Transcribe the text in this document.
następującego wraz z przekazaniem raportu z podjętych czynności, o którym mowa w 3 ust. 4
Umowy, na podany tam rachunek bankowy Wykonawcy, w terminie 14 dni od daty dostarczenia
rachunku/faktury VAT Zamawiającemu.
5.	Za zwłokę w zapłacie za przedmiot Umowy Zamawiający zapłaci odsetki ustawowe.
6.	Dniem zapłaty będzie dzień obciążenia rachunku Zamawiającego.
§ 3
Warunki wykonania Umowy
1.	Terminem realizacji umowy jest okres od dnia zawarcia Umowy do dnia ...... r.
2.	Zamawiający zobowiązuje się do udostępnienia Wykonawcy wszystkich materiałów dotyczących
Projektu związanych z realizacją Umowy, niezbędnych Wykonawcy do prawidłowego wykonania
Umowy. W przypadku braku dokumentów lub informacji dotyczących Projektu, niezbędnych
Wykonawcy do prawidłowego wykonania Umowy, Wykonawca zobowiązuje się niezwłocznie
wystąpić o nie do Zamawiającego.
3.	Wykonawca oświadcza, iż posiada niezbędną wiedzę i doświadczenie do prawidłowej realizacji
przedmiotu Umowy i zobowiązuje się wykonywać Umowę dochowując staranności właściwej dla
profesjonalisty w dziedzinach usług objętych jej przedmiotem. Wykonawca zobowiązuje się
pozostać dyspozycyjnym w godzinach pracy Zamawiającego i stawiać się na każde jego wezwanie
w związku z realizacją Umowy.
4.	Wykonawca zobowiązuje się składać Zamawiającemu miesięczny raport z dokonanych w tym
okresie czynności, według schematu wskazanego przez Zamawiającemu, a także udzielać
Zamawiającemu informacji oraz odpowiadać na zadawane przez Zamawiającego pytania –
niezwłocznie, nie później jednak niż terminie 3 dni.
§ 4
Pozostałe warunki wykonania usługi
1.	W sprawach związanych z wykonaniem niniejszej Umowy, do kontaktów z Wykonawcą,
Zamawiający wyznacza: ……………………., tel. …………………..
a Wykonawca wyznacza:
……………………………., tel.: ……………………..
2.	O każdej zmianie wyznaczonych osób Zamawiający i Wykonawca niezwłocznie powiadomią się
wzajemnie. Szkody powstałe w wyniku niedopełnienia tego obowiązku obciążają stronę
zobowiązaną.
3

- _STATED EXERCISE_
Consider the entries above and return each line with the string "informacji".

- _FULL SOLUTION_
Umowy. W przypadku braku dokumentów lub informacji dotyczących Projektu, niezbędnych
Zamawiającemu informacji oraz odpowiadać na zadawane przez Zamawiającego pytania –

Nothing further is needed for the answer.